──────── The data

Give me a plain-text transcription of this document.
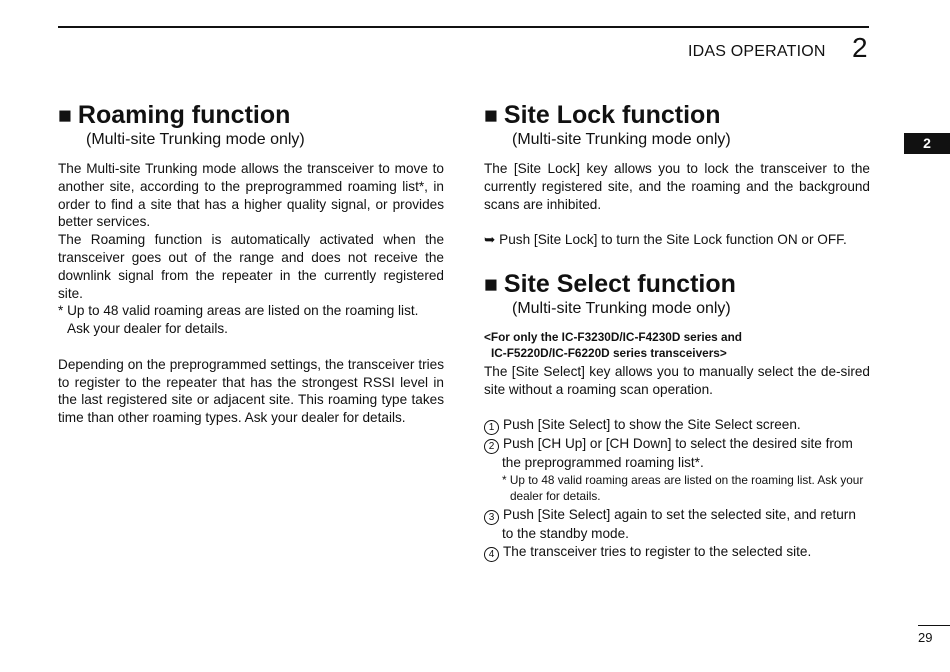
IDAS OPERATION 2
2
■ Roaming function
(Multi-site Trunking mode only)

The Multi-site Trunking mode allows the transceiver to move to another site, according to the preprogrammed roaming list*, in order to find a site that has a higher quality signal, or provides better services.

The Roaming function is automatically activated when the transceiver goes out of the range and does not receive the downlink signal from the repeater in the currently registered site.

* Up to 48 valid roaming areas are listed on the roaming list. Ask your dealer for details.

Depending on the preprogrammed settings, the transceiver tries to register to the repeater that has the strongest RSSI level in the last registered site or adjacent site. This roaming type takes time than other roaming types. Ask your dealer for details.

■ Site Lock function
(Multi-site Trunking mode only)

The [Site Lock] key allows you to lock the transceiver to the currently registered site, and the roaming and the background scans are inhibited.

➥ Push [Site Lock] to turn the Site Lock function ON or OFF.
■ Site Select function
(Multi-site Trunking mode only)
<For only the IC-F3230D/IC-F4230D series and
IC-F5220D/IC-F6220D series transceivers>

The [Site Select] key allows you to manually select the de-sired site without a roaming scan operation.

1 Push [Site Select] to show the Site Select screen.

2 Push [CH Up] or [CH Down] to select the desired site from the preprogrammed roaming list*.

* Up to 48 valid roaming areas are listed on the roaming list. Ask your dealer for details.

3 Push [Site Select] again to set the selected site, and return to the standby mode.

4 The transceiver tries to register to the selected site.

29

────────────────

_Stated problem:_
Exclude every picture and copy the remaining data exactly.

_Written answer:_
Give me a plain-text transcription of this document.
IDAS OPERATION 2
2
■ Roaming function
(Multi-site Trunking mode only)

The Multi-site Trunking mode allows the transceiver to move to another site, according to the preprogrammed roaming list*, in order to find a site that has a higher quality signal, or provides better services.

The Roaming function is automatically activated when the transceiver goes out of the range and does not receive the downlink signal from the repeater in the currently registered site.

* Up to 48 valid roaming areas are listed on the roaming list. Ask your dealer for details.

Depending on the preprogrammed settings, the transceiver tries to register to the repeater that has the strongest RSSI level in the last registered site or adjacent site. This roaming type takes time than other roaming types. Ask your dealer for details.

■ Site Lock function
(Multi-site Trunking mode only)

The [Site Lock] key allows you to lock the transceiver to the currently registered site, and the roaming and the background scans are inhibited.

➥ Push [Site Lock] to turn the Site Lock function ON or OFF.
■ Site Select function
(Multi-site Trunking mode only)
<For only the IC-F3230D/IC-F4230D series and
IC-F5220D/IC-F6220D series transceivers>

The [Site Select] key allows you to manually select the de-sired site without a roaming scan operation.

1 Push [Site Select] to show the Site Select screen.

2 Push [CH Up] or [CH Down] to select the desired site from the preprogrammed roaming list*.

* Up to 48 valid roaming areas are listed on the roaming list. Ask your dealer for details.

3 Push [Site Select] again to set the selected site, and return to the standby mode.

4 The transceiver tries to register to the selected site.

29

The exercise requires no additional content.